■ **Set exercise**:
Rename "x-tick-label" to "year-label" everywhere in the listing, leaving every other line untouched.

━━ Records to process ━━

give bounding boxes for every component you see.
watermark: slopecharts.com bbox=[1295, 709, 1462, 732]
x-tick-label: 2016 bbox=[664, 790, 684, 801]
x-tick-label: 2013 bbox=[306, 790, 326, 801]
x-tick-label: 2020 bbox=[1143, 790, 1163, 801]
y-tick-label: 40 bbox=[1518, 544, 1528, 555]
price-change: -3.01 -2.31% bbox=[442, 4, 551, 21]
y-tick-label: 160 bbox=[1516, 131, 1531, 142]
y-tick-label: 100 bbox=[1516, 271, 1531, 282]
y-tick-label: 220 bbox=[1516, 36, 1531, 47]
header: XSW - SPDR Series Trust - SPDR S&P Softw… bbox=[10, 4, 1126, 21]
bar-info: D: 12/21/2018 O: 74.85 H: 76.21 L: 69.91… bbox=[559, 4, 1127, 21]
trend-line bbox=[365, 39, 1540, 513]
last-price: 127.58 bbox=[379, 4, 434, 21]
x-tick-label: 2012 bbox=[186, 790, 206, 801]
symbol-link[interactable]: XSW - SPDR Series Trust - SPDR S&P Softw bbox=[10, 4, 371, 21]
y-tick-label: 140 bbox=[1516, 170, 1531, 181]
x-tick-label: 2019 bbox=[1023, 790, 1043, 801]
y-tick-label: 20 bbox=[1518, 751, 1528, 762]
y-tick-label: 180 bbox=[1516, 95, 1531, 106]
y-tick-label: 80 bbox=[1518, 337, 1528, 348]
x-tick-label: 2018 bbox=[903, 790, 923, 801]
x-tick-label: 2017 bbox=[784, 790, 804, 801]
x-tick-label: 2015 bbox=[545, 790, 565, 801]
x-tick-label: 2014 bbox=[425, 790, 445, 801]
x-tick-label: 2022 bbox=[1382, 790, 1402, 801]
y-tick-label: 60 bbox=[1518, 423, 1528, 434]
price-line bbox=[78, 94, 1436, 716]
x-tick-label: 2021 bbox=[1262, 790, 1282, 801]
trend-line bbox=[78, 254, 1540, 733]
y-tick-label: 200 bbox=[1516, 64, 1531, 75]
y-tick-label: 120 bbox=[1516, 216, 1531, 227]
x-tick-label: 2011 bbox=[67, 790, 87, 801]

━━━

■ **Final answer**:
give bounding boxes for every component you see.
watermark: slopecharts.com bbox=[1295, 709, 1462, 732]
year-label: 2016 bbox=[664, 790, 684, 801]
year-label: 2013 bbox=[306, 790, 326, 801]
year-label: 2020 bbox=[1143, 790, 1163, 801]
y-tick-label: 40 bbox=[1518, 544, 1528, 555]
price-change: -3.01 -2.31% bbox=[442, 4, 551, 21]
y-tick-label: 160 bbox=[1516, 131, 1531, 142]
y-tick-label: 100 bbox=[1516, 271, 1531, 282]
y-tick-label: 220 bbox=[1516, 36, 1531, 47]
header: XSW - SPDR Series Trust - SPDR S&P Softw… bbox=[10, 4, 1126, 21]
bar-info: D: 12/21/2018 O: 74.85 H: 76.21 L: 69.91… bbox=[559, 4, 1127, 21]
trend-line bbox=[365, 39, 1540, 513]
last-price: 127.58 bbox=[379, 4, 434, 21]
year-label: 2012 bbox=[186, 790, 206, 801]
symbol-link[interactable]: XSW - SPDR Series Trust - SPDR S&P Softw bbox=[10, 4, 371, 21]
y-tick-label: 140 bbox=[1516, 170, 1531, 181]
year-label: 2019 bbox=[1023, 790, 1043, 801]
y-tick-label: 20 bbox=[1518, 751, 1528, 762]
y-tick-label: 180 bbox=[1516, 95, 1531, 106]
y-tick-label: 80 bbox=[1518, 337, 1528, 348]
year-label: 2018 bbox=[903, 790, 923, 801]
year-label: 2017 bbox=[784, 790, 804, 801]
year-label: 2015 bbox=[545, 790, 565, 801]
year-label: 2014 bbox=[425, 790, 445, 801]
year-label: 2022 bbox=[1382, 790, 1402, 801]
y-tick-label: 60 bbox=[1518, 423, 1528, 434]
price-line bbox=[78, 94, 1436, 716]
year-label: 2021 bbox=[1262, 790, 1282, 801]
trend-line bbox=[78, 254, 1540, 733]
y-tick-label: 200 bbox=[1516, 64, 1531, 75]
y-tick-label: 120 bbox=[1516, 216, 1531, 227]
year-label: 2011 bbox=[67, 790, 87, 801]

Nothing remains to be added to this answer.